> [PROBLEM TO SOLVE]:
Word for word, give the material below again, minus any images.

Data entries
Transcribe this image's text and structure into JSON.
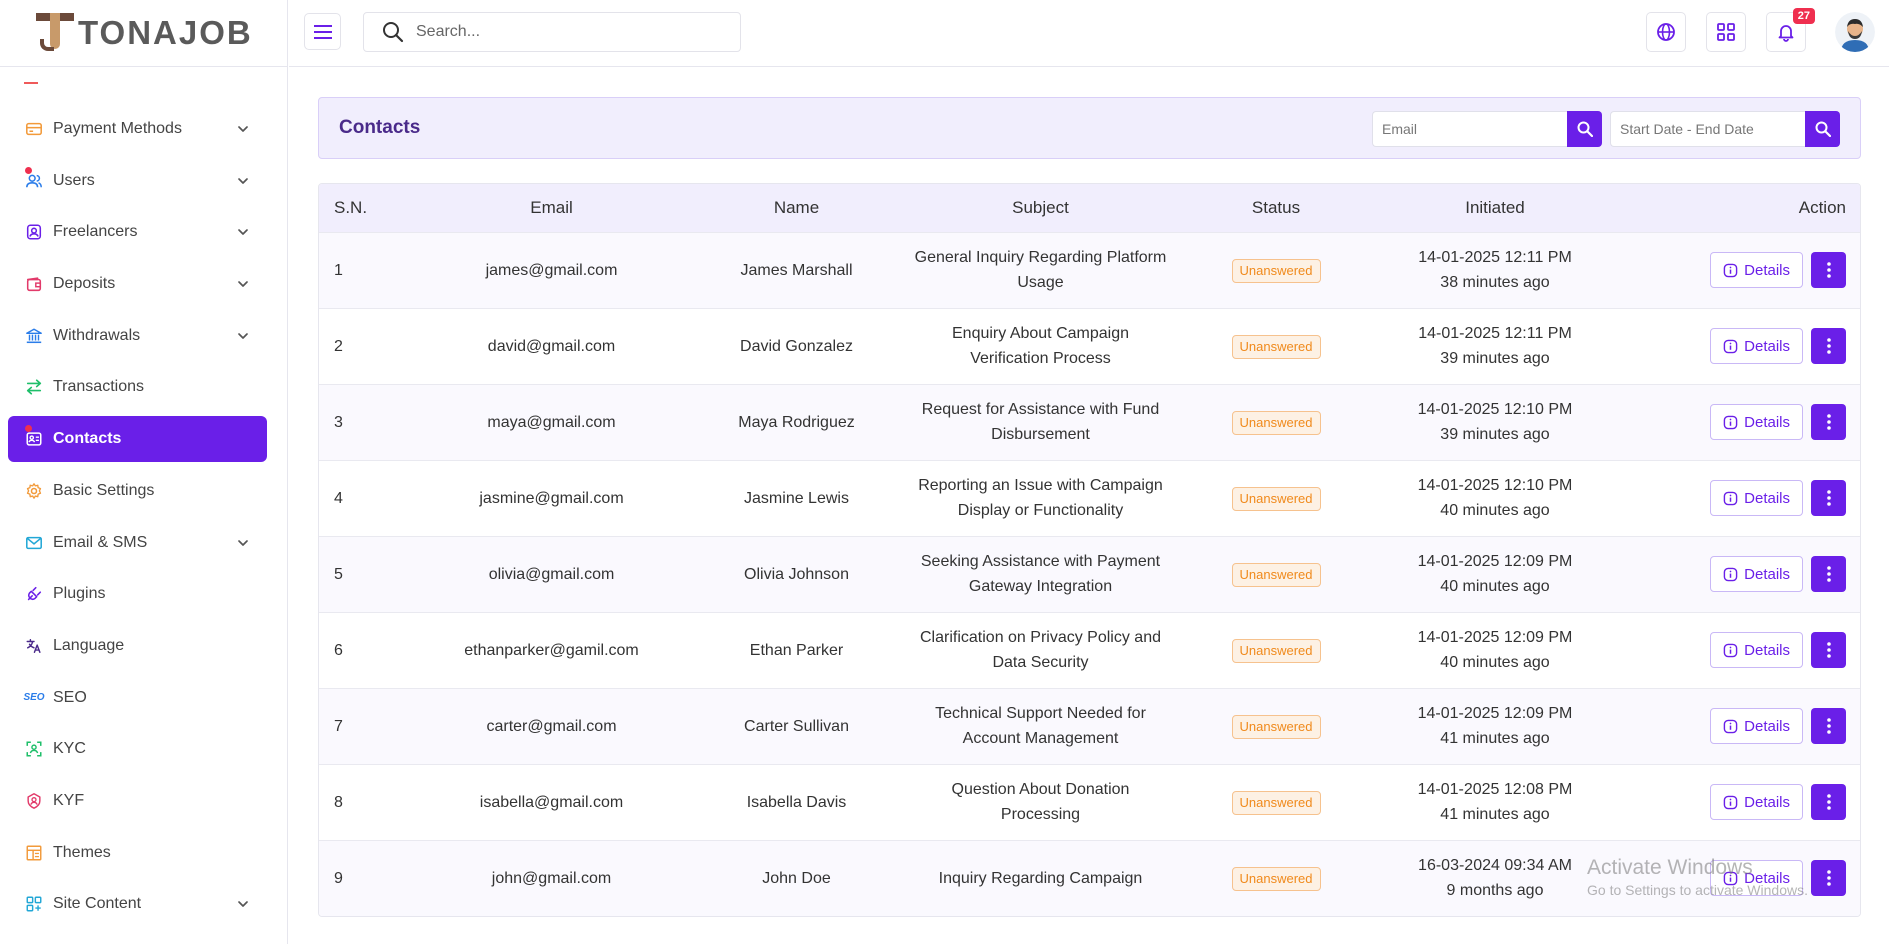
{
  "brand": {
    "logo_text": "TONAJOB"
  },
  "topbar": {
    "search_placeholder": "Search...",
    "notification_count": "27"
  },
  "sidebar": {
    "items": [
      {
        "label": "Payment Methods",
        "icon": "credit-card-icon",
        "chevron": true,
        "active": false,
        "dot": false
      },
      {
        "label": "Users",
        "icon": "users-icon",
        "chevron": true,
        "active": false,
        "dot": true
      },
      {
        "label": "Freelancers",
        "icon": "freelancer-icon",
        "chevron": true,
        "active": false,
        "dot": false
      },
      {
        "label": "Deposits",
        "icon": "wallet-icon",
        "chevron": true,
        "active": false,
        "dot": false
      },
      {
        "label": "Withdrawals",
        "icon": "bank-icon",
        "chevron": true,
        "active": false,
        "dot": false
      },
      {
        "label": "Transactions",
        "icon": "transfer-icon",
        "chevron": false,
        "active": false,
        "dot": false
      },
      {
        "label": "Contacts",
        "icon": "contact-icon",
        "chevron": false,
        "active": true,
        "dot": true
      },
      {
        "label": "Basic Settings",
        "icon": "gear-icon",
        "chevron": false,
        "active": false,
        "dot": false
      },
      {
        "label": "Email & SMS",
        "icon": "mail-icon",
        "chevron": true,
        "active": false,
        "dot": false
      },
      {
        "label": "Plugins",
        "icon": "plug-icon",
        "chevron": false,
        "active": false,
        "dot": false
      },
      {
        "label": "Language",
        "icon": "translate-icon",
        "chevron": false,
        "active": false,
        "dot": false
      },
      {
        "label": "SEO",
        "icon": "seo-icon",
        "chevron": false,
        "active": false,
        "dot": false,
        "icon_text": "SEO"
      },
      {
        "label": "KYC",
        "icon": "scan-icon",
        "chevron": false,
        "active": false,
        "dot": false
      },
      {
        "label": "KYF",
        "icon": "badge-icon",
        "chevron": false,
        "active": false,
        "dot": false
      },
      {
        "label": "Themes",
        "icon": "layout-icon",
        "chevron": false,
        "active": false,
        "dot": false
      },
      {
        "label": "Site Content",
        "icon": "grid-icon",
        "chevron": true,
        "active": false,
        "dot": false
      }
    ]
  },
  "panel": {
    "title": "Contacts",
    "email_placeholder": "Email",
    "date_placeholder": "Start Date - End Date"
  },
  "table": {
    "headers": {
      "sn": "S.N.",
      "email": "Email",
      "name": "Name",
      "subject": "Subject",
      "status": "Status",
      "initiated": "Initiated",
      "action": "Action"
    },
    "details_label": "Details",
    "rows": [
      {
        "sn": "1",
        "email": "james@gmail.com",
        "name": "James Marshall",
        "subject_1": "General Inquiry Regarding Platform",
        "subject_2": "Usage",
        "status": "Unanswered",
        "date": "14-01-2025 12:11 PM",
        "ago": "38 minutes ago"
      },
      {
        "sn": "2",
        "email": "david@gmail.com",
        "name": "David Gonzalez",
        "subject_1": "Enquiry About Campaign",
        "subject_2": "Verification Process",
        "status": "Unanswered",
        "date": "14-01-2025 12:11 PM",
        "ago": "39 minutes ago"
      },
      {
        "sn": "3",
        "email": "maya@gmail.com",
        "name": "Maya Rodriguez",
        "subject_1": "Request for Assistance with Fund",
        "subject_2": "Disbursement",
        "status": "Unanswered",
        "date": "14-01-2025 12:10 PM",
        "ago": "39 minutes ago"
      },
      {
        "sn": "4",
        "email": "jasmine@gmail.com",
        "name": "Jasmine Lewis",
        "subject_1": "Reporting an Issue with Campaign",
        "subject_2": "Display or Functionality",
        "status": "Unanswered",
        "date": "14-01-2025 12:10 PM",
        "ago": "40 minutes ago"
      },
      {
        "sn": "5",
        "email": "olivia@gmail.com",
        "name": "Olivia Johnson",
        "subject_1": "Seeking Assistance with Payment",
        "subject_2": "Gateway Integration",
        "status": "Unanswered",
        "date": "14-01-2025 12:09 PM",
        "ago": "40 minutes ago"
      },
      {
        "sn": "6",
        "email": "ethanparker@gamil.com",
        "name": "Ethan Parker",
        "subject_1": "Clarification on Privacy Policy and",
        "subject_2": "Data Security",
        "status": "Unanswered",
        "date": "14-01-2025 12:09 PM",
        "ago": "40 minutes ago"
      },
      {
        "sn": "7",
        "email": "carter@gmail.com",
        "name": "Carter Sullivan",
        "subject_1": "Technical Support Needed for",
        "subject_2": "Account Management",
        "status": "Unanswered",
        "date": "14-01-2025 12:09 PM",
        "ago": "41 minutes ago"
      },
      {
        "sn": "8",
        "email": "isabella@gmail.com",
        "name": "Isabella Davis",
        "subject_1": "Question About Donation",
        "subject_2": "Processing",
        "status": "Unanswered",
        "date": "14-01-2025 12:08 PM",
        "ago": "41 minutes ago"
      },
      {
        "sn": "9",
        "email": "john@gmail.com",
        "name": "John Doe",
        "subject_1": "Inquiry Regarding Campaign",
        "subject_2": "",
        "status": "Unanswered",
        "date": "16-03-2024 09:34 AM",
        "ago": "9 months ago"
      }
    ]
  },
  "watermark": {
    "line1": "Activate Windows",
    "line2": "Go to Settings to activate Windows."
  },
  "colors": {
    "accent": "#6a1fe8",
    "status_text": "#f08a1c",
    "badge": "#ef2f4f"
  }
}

> [OUTPUT OF THE EXERCISE]:
Transcribe this image's text and structure into JSON.
{
  "brand": {
    "logo_text": "TONAJOB"
  },
  "topbar": {
    "search_placeholder": "Search...",
    "notification_count": "27"
  },
  "sidebar": {
    "items": [
      {
        "label": "Payment Methods",
        "icon": "credit-card-icon",
        "chevron": true,
        "active": false,
        "dot": false
      },
      {
        "label": "Users",
        "icon": "users-icon",
        "chevron": true,
        "active": false,
        "dot": true
      },
      {
        "label": "Freelancers",
        "icon": "freelancer-icon",
        "chevron": true,
        "active": false,
        "dot": false
      },
      {
        "label": "Deposits",
        "icon": "wallet-icon",
        "chevron": true,
        "active": false,
        "dot": false
      },
      {
        "label": "Withdrawals",
        "icon": "bank-icon",
        "chevron": true,
        "active": false,
        "dot": false
      },
      {
        "label": "Transactions",
        "icon": "transfer-icon",
        "chevron": false,
        "active": false,
        "dot": false
      },
      {
        "label": "Contacts",
        "icon": "contact-icon",
        "chevron": false,
        "active": true,
        "dot": true
      },
      {
        "label": "Basic Settings",
        "icon": "gear-icon",
        "chevron": false,
        "active": false,
        "dot": false
      },
      {
        "label": "Email & SMS",
        "icon": "mail-icon",
        "chevron": true,
        "active": false,
        "dot": false
      },
      {
        "label": "Plugins",
        "icon": "plug-icon",
        "chevron": false,
        "active": false,
        "dot": false
      },
      {
        "label": "Language",
        "icon": "translate-icon",
        "chevron": false,
        "active": false,
        "dot": false
      },
      {
        "label": "SEO",
        "icon": "seo-icon",
        "chevron": false,
        "active": false,
        "dot": false,
        "icon_text": "SEO"
      },
      {
        "label": "KYC",
        "icon": "scan-icon",
        "chevron": false,
        "active": false,
        "dot": false
      },
      {
        "label": "KYF",
        "icon": "badge-icon",
        "chevron": false,
        "active": false,
        "dot": false
      },
      {
        "label": "Themes",
        "icon": "layout-icon",
        "chevron": false,
        "active": false,
        "dot": false
      },
      {
        "label": "Site Content",
        "icon": "grid-icon",
        "chevron": true,
        "active": false,
        "dot": false
      }
    ]
  },
  "panel": {
    "title": "Contacts",
    "email_placeholder": "Email",
    "date_placeholder": "Start Date - End Date"
  },
  "table": {
    "headers": {
      "sn": "S.N.",
      "email": "Email",
      "name": "Name",
      "subject": "Subject",
      "status": "Status",
      "initiated": "Initiated",
      "action": "Action"
    },
    "details_label": "Details",
    "rows": [
      {
        "sn": "1",
        "email": "james@gmail.com",
        "name": "James Marshall",
        "subject_1": "General Inquiry Regarding Platform",
        "subject_2": "Usage",
        "status": "Unanswered",
        "date": "14-01-2025 12:11 PM",
        "ago": "38 minutes ago"
      },
      {
        "sn": "2",
        "email": "david@gmail.com",
        "name": "David Gonzalez",
        "subject_1": "Enquiry About Campaign",
        "subject_2": "Verification Process",
        "status": "Unanswered",
        "date": "14-01-2025 12:11 PM",
        "ago": "39 minutes ago"
      },
      {
        "sn": "3",
        "email": "maya@gmail.com",
        "name": "Maya Rodriguez",
        "subject_1": "Request for Assistance with Fund",
        "subject_2": "Disbursement",
        "status": "Unanswered",
        "date": "14-01-2025 12:10 PM",
        "ago": "39 minutes ago"
      },
      {
        "sn": "4",
        "email": "jasmine@gmail.com",
        "name": "Jasmine Lewis",
        "subject_1": "Reporting an Issue with Campaign",
        "subject_2": "Display or Functionality",
        "status": "Unanswered",
        "date": "14-01-2025 12:10 PM",
        "ago": "40 minutes ago"
      },
      {
        "sn": "5",
        "email": "olivia@gmail.com",
        "name": "Olivia Johnson",
        "subject_1": "Seeking Assistance with Payment",
        "subject_2": "Gateway Integration",
        "status": "Unanswered",
        "date": "14-01-2025 12:09 PM",
        "ago": "40 minutes ago"
      },
      {
        "sn": "6",
        "email": "ethanparker@gamil.com",
        "name": "Ethan Parker",
        "subject_1": "Clarification on Privacy Policy and",
        "subject_2": "Data Security",
        "status": "Unanswered",
        "date": "14-01-2025 12:09 PM",
        "ago": "40 minutes ago"
      },
      {
        "sn": "7",
        "email": "carter@gmail.com",
        "name": "Carter Sullivan",
        "subject_1": "Technical Support Needed for",
        "subject_2": "Account Management",
        "status": "Unanswered",
        "date": "14-01-2025 12:09 PM",
        "ago": "41 minutes ago"
      },
      {
        "sn": "8",
        "email": "isabella@gmail.com",
        "name": "Isabella Davis",
        "subject_1": "Question About Donation",
        "subject_2": "Processing",
        "status": "Unanswered",
        "date": "14-01-2025 12:08 PM",
        "ago": "41 minutes ago"
      },
      {
        "sn": "9",
        "email": "john@gmail.com",
        "name": "John Doe",
        "subject_1": "Inquiry Regarding Campaign",
        "subject_2": "",
        "status": "Unanswered",
        "date": "16-03-2024 09:34 AM",
        "ago": "9 months ago"
      }
    ]
  },
  "watermark": {
    "line1": "Activate Windows",
    "line2": "Go to Settings to activate Windows."
  },
  "colors": {
    "accent": "#6a1fe8",
    "status_text": "#f08a1c",
    "badge": "#ef2f4f"
  }
}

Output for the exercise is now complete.